Note each line where "community" appears, and copy it.

■ GIVEN DATA
════════════════════
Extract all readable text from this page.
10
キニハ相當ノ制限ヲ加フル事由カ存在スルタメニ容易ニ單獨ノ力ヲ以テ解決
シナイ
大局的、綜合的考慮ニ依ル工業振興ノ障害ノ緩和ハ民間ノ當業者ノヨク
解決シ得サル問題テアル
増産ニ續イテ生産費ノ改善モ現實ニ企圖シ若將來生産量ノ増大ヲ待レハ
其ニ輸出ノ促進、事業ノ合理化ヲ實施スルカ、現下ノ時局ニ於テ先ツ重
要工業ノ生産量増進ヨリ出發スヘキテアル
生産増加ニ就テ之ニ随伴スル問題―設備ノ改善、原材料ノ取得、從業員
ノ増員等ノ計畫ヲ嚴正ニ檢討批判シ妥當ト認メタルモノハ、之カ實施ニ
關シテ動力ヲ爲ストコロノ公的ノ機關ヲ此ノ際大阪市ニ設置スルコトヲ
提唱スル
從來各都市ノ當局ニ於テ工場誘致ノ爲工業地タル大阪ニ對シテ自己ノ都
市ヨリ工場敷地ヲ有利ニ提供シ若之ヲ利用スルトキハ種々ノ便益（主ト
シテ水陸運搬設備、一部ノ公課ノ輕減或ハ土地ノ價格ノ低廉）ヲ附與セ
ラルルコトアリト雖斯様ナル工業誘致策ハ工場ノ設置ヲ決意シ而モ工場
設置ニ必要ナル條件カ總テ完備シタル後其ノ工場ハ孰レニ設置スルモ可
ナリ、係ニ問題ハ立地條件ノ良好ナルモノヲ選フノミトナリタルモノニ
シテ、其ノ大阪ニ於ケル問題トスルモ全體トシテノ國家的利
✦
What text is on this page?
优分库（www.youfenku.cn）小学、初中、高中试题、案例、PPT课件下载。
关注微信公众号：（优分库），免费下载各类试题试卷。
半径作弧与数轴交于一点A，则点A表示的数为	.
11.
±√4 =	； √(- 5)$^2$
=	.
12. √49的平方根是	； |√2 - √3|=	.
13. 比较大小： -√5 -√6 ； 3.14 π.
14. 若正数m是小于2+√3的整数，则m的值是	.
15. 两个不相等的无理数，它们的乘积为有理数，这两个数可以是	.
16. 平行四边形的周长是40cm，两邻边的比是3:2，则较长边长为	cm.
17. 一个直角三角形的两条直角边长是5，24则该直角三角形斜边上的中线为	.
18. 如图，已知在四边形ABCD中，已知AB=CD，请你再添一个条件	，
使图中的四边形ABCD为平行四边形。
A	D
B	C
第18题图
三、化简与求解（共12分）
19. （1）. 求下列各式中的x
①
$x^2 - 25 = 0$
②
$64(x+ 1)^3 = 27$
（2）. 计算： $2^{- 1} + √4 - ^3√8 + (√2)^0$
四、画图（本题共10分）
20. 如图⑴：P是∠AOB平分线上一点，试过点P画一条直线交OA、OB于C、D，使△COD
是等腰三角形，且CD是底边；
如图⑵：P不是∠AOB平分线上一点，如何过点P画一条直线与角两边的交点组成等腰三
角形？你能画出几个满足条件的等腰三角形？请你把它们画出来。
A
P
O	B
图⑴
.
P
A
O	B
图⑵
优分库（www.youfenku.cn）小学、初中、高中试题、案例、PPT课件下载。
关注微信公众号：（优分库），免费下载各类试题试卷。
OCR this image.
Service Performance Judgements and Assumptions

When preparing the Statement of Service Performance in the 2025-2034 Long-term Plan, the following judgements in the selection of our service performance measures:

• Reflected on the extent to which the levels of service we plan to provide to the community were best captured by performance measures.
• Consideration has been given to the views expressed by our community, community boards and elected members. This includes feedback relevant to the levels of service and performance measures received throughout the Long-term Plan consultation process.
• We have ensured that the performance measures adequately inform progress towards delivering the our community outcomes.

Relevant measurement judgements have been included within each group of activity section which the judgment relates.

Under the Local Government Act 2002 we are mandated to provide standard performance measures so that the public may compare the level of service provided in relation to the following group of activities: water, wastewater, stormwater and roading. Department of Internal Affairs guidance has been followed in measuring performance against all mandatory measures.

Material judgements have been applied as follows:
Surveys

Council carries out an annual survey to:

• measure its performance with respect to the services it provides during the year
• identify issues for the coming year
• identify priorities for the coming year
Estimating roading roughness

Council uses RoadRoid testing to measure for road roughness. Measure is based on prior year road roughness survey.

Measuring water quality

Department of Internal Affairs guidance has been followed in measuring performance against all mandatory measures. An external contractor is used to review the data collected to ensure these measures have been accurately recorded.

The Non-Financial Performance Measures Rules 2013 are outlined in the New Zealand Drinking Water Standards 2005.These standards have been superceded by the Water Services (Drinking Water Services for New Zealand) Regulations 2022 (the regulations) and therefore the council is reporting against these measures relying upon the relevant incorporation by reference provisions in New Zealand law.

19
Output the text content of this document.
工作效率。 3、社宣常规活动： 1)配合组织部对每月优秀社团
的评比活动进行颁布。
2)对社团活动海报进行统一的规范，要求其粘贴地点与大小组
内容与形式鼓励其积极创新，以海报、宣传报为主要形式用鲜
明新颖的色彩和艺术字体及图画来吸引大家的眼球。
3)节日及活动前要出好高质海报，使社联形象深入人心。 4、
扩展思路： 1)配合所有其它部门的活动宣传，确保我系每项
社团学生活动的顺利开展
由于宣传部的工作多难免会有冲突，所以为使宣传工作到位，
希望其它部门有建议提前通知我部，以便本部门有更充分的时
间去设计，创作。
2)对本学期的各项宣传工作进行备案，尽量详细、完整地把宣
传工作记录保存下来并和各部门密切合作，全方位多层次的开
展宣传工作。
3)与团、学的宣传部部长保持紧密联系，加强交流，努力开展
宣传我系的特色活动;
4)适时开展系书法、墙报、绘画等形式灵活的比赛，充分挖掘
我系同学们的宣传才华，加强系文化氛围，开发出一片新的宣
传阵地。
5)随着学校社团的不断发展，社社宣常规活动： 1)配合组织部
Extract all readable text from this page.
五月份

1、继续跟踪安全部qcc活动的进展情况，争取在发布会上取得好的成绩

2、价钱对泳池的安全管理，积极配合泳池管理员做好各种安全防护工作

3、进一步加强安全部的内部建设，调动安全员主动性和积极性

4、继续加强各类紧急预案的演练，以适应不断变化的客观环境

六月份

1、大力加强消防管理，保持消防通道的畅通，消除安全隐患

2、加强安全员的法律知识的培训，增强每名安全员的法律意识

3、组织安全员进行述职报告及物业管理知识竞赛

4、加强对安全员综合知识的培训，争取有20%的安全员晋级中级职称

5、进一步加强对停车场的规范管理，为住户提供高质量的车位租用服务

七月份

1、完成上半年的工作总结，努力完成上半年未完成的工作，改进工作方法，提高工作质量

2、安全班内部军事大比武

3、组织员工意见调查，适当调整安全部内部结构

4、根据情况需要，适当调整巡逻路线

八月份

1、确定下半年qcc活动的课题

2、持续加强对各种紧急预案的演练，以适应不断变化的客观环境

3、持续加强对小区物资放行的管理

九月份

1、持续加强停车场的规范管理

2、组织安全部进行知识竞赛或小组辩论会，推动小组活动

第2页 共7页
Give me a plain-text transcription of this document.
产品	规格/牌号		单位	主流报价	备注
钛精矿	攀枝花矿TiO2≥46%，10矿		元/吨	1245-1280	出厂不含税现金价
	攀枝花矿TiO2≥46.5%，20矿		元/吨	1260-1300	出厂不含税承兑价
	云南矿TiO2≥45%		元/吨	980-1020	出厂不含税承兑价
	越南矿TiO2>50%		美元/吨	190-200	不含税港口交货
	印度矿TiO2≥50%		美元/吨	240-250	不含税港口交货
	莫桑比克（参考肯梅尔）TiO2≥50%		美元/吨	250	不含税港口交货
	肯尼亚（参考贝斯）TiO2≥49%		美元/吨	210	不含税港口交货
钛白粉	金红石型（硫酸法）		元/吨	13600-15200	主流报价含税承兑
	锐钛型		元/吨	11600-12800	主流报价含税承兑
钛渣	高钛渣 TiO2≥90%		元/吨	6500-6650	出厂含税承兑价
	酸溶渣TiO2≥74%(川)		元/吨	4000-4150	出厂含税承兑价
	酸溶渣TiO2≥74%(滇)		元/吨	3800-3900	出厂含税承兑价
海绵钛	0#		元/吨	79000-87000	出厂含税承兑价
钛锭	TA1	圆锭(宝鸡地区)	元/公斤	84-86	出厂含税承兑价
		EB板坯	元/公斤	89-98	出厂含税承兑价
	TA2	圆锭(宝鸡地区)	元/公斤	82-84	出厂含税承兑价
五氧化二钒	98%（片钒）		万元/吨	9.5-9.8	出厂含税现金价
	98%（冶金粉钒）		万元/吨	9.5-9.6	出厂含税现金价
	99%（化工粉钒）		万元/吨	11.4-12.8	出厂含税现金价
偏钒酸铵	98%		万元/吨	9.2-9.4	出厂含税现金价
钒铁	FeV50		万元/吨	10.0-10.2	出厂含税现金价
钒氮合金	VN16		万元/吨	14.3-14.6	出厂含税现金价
════════════════════
■ ANSWER FOR THIS EXERCISE
• Reflected on the extent to which the levels of service we plan to provide to the community were best captured by performance measures.
• Consideration has been given to the views expressed by our community, community boards and elected members. This includes feedback relevant to the levels of service and performance measures received throughout the Long-term Plan consultation process.
• We have ensured that the performance measures adequately inform progress towards delivering the our community outcomes.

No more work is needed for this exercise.